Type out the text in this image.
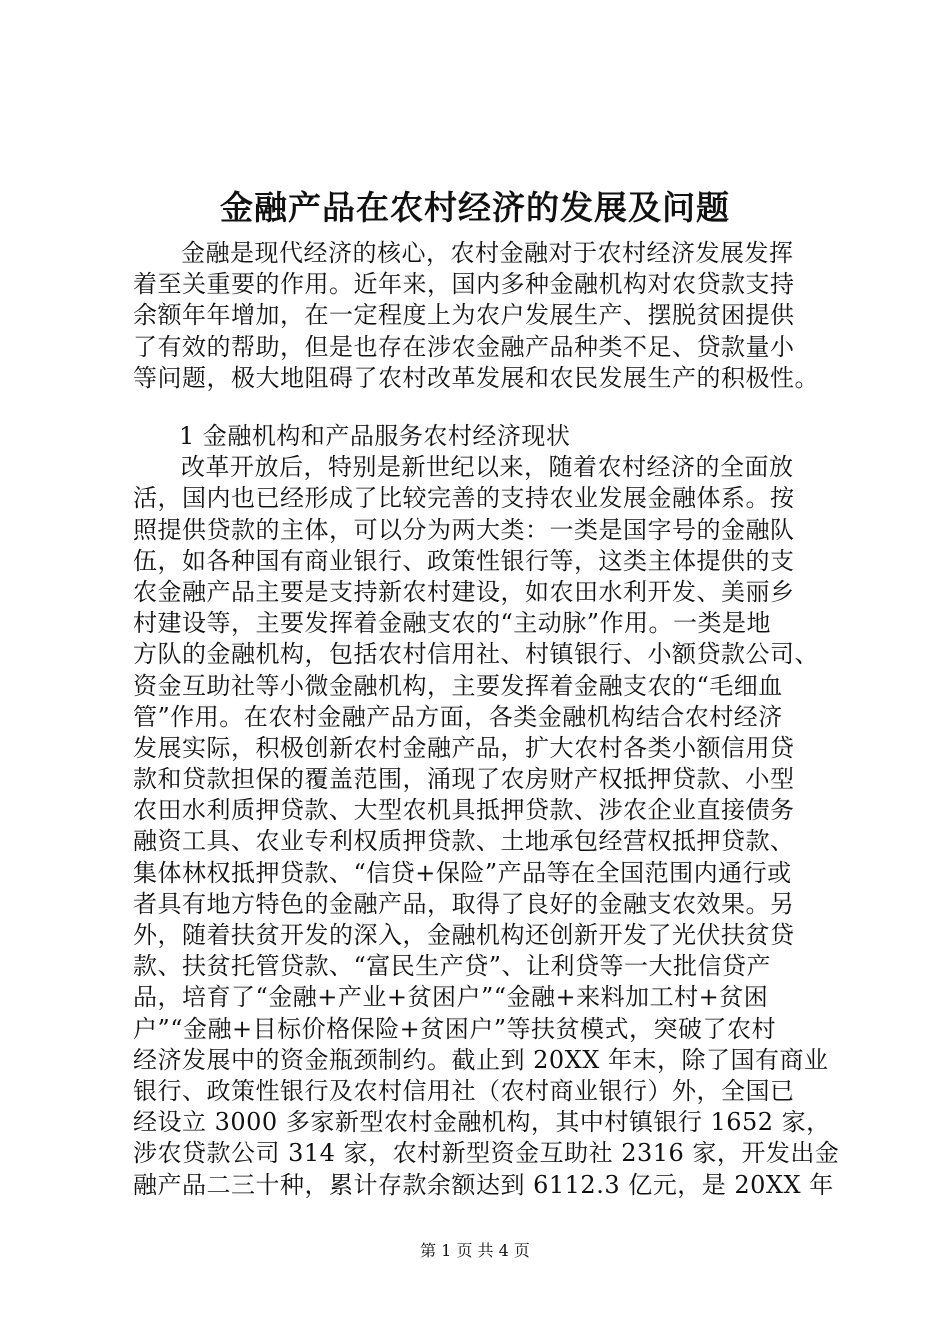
金融产品在农村经济的发展及问题
金融是现代经济的核心，农村金融对于农村经济发展发挥
着至关重要的作用。近年来，国内多种金融机构对农贷款支持
余额年年增加，在一定程度上为农户发展生产、摆脱贫困提供
了有效的帮助，但是也存在涉农金融产品种类不足、贷款量小
等问题，极大地阻碍了农村改革发展和农民发展生产的积极性。
1 金融机构和产品服务农村经济现状
改革开放后，特别是新世纪以来，随着农村经济的全面放
活，国内也已经形成了比较完善的支持农业发展金融体系。按
照提供贷款的主体，可以分为两大类：一类是国字号的金融队
伍，如各种国有商业银行、政策性银行等，这类主体提供的支
农金融产品主要是支持新农村建设，如农田水利开发、美丽乡
村建设等，主要发挥着金融支农的“主动脉”作用。一类是地
方队的金融机构，包括农村信用社、村镇银行、小额贷款公司、
资金互助社等小微金融机构，主要发挥着金融支农的“毛细血
管”作用。在农村金融产品方面，各类金融机构结合农村经济
发展实际，积极创新农村金融产品，扩大农村各类小额信用贷
款和贷款担保的覆盖范围，涌现了农房财产权抵押贷款、小型
农田水利质押贷款、大型农机具抵押贷款、涉农企业直接债务
融资工具、农业专利权质押贷款、土地承包经营权抵押贷款、
集体林权抵押贷款、“信贷+保险”产品等在全国范围内通行或
者具有地方特色的金融产品，取得了良好的金融支农效果。另
外，随着扶贫开发的深入，金融机构还创新开发了光伏扶贫贷
款、扶贫托管贷款、“富民生产贷”、让利贷等一大批信贷产
品，培育了“金融+产业+贫困户”“金融+来料加工村+贫困
户”“金融+目标价格保险+贫困户”等扶贫模式，突破了农村
经济发展中的资金瓶颈制约。截止到 20XX 年末，除了国有商业
银行、政策性银行及农村信用社（农村商业银行）外，全国已
经设立 3000 多家新型农村金融机构，其中村镇银行 1652 家，
涉农贷款公司 314 家，农村新型资金互助社 2316 家，开发出金
融产品二三十种，累计存款余额达到 6112.3 亿元，是 20XX 年
第 1 页 共 4 页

****************************************

• What you have to do
Scan the material for lines with the word "主要发挥着金融支农的", and copy each line you find.

• Written solution
村建设等，主要发挥着金融支农的“主动脉”作用。一类是地
资金互助社等小微金融机构，主要发挥着金融支农的“毛细血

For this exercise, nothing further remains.